EXERCISE |
Reproduce the listing verbatim.

>>

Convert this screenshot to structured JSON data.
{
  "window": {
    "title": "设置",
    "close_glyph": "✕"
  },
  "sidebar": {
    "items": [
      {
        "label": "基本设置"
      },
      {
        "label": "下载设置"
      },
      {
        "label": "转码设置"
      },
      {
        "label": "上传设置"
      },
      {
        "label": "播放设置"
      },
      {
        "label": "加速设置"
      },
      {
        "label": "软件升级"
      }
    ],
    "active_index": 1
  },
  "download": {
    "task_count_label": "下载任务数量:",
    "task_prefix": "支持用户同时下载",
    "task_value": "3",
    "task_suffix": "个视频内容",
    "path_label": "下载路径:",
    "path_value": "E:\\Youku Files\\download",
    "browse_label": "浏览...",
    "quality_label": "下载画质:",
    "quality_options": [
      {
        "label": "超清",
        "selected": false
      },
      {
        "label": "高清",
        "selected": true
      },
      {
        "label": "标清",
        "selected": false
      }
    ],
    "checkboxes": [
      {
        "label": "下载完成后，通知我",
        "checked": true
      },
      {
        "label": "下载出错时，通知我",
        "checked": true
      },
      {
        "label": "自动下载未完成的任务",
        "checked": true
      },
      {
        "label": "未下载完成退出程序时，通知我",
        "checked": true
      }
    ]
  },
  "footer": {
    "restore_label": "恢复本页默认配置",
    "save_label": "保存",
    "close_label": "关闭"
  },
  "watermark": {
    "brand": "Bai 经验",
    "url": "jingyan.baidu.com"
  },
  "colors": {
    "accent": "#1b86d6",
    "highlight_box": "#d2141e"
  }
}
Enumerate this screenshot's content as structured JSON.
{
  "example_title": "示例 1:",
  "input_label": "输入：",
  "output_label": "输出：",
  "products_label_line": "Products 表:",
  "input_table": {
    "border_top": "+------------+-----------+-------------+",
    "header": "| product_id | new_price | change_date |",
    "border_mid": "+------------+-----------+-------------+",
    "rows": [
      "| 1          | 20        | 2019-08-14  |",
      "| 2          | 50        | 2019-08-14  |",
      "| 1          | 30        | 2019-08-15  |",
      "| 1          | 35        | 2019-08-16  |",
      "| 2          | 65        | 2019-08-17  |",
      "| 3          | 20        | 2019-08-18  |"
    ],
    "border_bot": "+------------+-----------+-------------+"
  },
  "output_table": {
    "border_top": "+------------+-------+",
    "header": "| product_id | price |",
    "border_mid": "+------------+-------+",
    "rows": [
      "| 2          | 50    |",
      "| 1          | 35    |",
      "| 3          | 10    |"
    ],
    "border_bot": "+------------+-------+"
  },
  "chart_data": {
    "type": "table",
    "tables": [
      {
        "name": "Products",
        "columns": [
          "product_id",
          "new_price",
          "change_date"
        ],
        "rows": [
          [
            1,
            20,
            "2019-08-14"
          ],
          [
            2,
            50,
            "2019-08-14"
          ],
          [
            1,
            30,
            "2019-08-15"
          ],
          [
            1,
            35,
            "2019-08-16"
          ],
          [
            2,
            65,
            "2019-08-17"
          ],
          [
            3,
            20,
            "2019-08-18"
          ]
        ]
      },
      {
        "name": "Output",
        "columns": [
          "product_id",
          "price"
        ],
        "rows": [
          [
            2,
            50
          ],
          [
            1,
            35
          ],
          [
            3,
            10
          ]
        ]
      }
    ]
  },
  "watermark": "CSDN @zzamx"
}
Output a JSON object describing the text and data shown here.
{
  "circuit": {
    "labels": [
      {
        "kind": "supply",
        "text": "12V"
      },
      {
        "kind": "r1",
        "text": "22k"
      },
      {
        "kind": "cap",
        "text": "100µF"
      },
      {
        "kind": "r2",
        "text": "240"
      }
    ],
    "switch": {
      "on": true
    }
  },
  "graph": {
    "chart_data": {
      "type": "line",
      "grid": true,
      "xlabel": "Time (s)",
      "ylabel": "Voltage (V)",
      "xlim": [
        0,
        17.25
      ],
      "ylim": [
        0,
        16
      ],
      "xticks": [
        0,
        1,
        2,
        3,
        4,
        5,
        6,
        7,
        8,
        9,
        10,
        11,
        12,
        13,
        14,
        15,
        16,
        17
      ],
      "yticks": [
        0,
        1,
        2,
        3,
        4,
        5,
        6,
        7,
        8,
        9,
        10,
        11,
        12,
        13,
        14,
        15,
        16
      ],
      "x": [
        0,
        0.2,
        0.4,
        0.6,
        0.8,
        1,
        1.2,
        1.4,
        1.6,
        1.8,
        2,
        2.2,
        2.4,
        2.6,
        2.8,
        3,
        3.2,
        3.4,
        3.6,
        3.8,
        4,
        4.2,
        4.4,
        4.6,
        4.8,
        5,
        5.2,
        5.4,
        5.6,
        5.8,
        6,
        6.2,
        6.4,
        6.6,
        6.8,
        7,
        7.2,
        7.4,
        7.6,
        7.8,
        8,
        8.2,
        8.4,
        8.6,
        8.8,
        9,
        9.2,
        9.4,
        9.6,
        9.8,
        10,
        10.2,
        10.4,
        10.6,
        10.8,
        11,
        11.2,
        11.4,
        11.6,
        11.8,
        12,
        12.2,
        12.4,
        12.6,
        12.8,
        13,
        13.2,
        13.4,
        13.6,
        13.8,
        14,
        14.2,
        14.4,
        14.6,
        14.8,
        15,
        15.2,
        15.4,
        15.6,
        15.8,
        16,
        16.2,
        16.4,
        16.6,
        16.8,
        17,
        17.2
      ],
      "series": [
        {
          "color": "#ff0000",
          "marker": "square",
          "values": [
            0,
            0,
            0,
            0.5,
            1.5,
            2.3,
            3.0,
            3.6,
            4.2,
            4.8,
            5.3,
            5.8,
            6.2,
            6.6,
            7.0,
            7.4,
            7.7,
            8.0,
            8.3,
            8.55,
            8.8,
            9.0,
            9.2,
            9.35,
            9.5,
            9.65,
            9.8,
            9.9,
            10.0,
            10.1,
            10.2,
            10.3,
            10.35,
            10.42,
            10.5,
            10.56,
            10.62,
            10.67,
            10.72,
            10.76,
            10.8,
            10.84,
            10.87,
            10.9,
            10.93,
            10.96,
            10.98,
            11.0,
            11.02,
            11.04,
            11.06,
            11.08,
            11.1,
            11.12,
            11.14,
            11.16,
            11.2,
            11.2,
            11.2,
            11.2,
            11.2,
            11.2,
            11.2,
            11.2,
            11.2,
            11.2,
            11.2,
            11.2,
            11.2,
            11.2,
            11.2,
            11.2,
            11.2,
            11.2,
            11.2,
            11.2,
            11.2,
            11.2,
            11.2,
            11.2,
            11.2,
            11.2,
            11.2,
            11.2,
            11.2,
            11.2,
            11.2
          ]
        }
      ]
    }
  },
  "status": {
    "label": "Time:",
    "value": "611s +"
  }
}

<<

FINISHED TASK |
Convert this screenshot to structured JSON data.
{
  "window": {
    "title": "设置",
    "close_glyph": "✕"
  },
  "sidebar": {
    "items": [
      {
        "label": "基本设置"
      },
      {
        "label": "下载设置"
      },
      {
        "label": "转码设置"
      },
      {
        "label": "上传设置"
      },
      {
        "label": "播放设置"
      },
      {
        "label": "加速设置"
      },
      {
        "label": "软件升级"
      }
    ],
    "active_index": 1
  },
  "download": {
    "task_count_label": "下载任务数量:",
    "task_prefix": "支持用户同时下载",
    "task_value": "3",
    "task_suffix": "个视频内容",
    "path_label": "下载路径:",
    "path_value": "E:\\Youku Files\\download",
    "browse_label": "浏览...",
    "quality_label": "下载画质:",
    "quality_options": [
      {
        "label": "超清",
        "selected": false
      },
      {
        "label": "高清",
        "selected": true
      },
      {
        "label": "标清",
        "selected": false
      }
    ],
    "checkboxes": [
      {
        "label": "下载完成后，通知我",
        "checked": true
      },
      {
        "label": "下载出错时，通知我",
        "checked": true
      },
      {
        "label": "自动下载未完成的任务",
        "checked": true
      },
      {
        "label": "未下载完成退出程序时，通知我",
        "checked": true
      }
    ]
  },
  "footer": {
    "restore_label": "恢复本页默认配置",
    "save_label": "保存",
    "close_label": "关闭"
  },
  "watermark": {
    "brand": "Bai 经验",
    "url": "jingyan.baidu.com"
  },
  "colors": {
    "accent": "#1b86d6",
    "highlight_box": "#d2141e"
  }
}
Enumerate this screenshot's content as structured JSON.
{
  "example_title": "示例 1:",
  "input_label": "输入：",
  "output_label": "输出：",
  "products_label_line": "Products 表:",
  "input_table": {
    "border_top": "+------------+-----------+-------------+",
    "header": "| product_id | new_price | change_date |",
    "border_mid": "+------------+-----------+-------------+",
    "rows": [
      "| 1          | 20        | 2019-08-14  |",
      "| 2          | 50        | 2019-08-14  |",
      "| 1          | 30        | 2019-08-15  |",
      "| 1          | 35        | 2019-08-16  |",
      "| 2          | 65        | 2019-08-17  |",
      "| 3          | 20        | 2019-08-18  |"
    ],
    "border_bot": "+------------+-----------+-------------+"
  },
  "output_table": {
    "border_top": "+------------+-------+",
    "header": "| product_id | price |",
    "border_mid": "+------------+-------+",
    "rows": [
      "| 2          | 50    |",
      "| 1          | 35    |",
      "| 3          | 10    |"
    ],
    "border_bot": "+------------+-------+"
  },
  "chart_data": {
    "type": "table",
    "tables": [
      {
        "name": "Products",
        "columns": [
          "product_id",
          "new_price",
          "change_date"
        ],
        "rows": [
          [
            1,
            20,
            "2019-08-14"
          ],
          [
            2,
            50,
            "2019-08-14"
          ],
          [
            1,
            30,
            "2019-08-15"
          ],
          [
            1,
            35,
            "2019-08-16"
          ],
          [
            2,
            65,
            "2019-08-17"
          ],
          [
            3,
            20,
            "2019-08-18"
          ]
        ]
      },
      {
        "name": "Output",
        "columns": [
          "product_id",
          "price"
        ],
        "rows": [
          [
            2,
            50
          ],
          [
            1,
            35
          ],
          [
            3,
            10
          ]
        ]
      }
    ]
  },
  "watermark": "CSDN @zzamx"
}
Output a JSON object describing the text and data shown here.
{
  "circuit": {
    "labels": [
      {
        "kind": "supply",
        "text": "12V"
      },
      {
        "kind": "r1",
        "text": "22k"
      },
      {
        "kind": "cap",
        "text": "100µF"
      },
      {
        "kind": "r2",
        "text": "240"
      }
    ],
    "switch": {
      "on": true
    }
  },
  "graph": {
    "chart_data": {
      "type": "line",
      "grid": true,
      "xlabel": "Time (s)",
      "ylabel": "Voltage (V)",
      "xlim": [
        0,
        17.25
      ],
      "ylim": [
        0,
        16
      ],
      "xticks": [
        0,
        1,
        2,
        3,
        4,
        5,
        6,
        7,
        8,
        9,
        10,
        11,
        12,
        13,
        14,
        15,
        16,
        17
      ],
      "yticks": [
        0,
        1,
        2,
        3,
        4,
        5,
        6,
        7,
        8,
        9,
        10,
        11,
        12,
        13,
        14,
        15,
        16
      ],
      "x": [
        0,
        0.2,
        0.4,
        0.6,
        0.8,
        1,
        1.2,
        1.4,
        1.6,
        1.8,
        2,
        2.2,
        2.4,
        2.6,
        2.8,
        3,
        3.2,
        3.4,
        3.6,
        3.8,
        4,
        4.2,
        4.4,
        4.6,
        4.8,
        5,
        5.2,
        5.4,
        5.6,
        5.8,
        6,
        6.2,
        6.4,
        6.6,
        6.8,
        7,
        7.2,
        7.4,
        7.6,
        7.8,
        8,
        8.2,
        8.4,
        8.6,
        8.8,
        9,
        9.2,
        9.4,
        9.6,
        9.8,
        10,
        10.2,
        10.4,
        10.6,
        10.8,
        11,
        11.2,
        11.4,
        11.6,
        11.8,
        12,
        12.2,
        12.4,
        12.6,
        12.8,
        13,
        13.2,
        13.4,
        13.6,
        13.8,
        14,
        14.2,
        14.4,
        14.6,
        14.8,
        15,
        15.2,
        15.4,
        15.6,
        15.8,
        16,
        16.2,
        16.4,
        16.6,
        16.8,
        17,
        17.2
      ],
      "series": [
        {
          "color": "#ff0000",
          "marker": "square",
          "values": [
            0,
            0,
            0,
            0.5,
            1.5,
            2.3,
            3.0,
            3.6,
            4.2,
            4.8,
            5.3,
            5.8,
            6.2,
            6.6,
            7.0,
            7.4,
            7.7,
            8.0,
            8.3,
            8.55,
            8.8,
            9.0,
            9.2,
            9.35,
            9.5,
            9.65,
            9.8,
            9.9,
            10.0,
            10.1,
            10.2,
            10.3,
            10.35,
            10.42,
            10.5,
            10.56,
            10.62,
            10.67,
            10.72,
            10.76,
            10.8,
            10.84,
            10.87,
            10.9,
            10.93,
            10.96,
            10.98,
            11.0,
            11.02,
            11.04,
            11.06,
            11.08,
            11.1,
            11.12,
            11.14,
            11.16,
            11.2,
            11.2,
            11.2,
            11.2,
            11.2,
            11.2,
            11.2,
            11.2,
            11.2,
            11.2,
            11.2,
            11.2,
            11.2,
            11.2,
            11.2,
            11.2,
            11.2,
            11.2,
            11.2,
            11.2,
            11.2,
            11.2,
            11.2,
            11.2,
            11.2,
            11.2,
            11.2,
            11.2,
            11.2,
            11.2,
            11.2
          ]
        }
      ]
    }
  },
  "status": {
    "label": "Time:",
    "value": "611s +"
  }
}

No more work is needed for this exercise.